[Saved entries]

········

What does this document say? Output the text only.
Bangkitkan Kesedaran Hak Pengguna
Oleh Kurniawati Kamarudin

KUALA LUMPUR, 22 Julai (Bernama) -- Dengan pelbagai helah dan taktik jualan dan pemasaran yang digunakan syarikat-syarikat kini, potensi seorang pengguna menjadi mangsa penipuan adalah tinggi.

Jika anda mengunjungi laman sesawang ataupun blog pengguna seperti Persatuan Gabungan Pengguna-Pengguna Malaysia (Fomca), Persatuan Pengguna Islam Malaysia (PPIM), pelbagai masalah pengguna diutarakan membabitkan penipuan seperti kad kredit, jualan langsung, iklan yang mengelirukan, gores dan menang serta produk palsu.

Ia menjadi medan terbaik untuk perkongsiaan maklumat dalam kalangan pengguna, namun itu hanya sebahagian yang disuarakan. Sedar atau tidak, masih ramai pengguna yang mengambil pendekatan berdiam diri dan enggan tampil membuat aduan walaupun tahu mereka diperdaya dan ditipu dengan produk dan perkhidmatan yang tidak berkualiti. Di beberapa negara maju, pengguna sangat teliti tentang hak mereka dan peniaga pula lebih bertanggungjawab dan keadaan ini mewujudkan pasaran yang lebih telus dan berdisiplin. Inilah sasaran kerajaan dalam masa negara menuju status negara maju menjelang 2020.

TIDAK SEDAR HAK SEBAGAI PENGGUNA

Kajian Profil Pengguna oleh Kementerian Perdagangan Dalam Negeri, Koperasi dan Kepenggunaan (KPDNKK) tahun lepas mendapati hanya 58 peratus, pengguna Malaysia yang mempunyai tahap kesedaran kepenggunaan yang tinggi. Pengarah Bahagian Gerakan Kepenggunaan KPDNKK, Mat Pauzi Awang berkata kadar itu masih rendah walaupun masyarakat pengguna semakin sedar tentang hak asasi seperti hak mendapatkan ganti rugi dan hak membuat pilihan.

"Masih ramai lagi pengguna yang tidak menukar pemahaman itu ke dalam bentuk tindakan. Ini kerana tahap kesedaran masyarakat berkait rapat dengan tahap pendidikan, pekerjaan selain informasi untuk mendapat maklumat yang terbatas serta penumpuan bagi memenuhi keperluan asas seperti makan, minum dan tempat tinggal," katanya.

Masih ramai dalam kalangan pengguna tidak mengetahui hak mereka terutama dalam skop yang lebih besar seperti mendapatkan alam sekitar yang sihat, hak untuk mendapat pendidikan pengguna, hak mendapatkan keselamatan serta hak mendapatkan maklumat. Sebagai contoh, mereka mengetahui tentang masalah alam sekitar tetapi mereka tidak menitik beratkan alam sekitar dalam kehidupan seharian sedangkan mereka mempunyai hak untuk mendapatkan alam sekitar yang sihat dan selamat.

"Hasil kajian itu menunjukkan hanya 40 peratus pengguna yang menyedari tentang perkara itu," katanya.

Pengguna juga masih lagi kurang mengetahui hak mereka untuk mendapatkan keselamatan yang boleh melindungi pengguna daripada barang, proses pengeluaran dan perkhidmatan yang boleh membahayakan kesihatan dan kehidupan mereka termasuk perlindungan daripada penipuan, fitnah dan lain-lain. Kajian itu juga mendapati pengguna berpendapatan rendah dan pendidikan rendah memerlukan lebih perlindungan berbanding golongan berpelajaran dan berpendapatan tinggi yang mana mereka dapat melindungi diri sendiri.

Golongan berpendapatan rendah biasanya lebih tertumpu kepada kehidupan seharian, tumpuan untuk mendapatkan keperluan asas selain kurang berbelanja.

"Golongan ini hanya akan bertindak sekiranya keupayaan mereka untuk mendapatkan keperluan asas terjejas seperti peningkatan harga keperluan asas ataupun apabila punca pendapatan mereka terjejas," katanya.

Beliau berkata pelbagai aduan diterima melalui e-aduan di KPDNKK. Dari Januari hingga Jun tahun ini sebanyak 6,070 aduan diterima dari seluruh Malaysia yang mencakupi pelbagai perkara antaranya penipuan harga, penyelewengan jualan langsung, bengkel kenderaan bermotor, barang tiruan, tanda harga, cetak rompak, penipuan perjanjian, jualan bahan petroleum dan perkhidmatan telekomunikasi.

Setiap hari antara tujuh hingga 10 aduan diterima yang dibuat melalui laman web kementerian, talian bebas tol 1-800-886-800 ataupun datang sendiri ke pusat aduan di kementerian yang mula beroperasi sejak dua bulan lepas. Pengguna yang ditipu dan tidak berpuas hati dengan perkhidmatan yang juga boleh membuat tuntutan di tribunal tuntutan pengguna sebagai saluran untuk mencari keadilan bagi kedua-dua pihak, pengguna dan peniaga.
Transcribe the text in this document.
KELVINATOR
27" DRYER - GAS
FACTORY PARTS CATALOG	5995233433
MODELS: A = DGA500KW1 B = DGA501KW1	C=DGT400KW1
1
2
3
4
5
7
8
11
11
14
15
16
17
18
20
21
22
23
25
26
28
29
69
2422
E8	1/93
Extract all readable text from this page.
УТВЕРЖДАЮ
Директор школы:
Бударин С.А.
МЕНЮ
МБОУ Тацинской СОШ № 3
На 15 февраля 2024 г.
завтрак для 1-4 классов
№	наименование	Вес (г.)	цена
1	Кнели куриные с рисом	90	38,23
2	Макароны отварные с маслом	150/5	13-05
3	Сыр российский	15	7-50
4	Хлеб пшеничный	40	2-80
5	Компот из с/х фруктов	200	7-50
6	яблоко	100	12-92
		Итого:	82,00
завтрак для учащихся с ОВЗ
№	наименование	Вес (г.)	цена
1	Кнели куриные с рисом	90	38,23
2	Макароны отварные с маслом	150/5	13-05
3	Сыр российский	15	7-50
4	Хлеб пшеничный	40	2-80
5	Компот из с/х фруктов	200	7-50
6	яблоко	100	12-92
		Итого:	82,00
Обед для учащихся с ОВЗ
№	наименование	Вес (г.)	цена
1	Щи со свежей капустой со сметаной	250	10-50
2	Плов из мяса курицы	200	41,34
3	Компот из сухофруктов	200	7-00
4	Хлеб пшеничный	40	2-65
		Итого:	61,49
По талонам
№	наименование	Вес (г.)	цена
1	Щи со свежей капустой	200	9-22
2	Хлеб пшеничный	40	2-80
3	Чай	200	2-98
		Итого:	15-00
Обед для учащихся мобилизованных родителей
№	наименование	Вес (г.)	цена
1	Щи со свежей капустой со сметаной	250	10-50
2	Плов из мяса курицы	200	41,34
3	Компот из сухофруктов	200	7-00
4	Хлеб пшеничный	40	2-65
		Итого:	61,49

········

# [The problem]
Scan the listing above for the word "this" and copy every line that holds it.

# [Result]
What does this document say? Output the text only.
Transcribe the text in this document.
Extract all readable text from this page.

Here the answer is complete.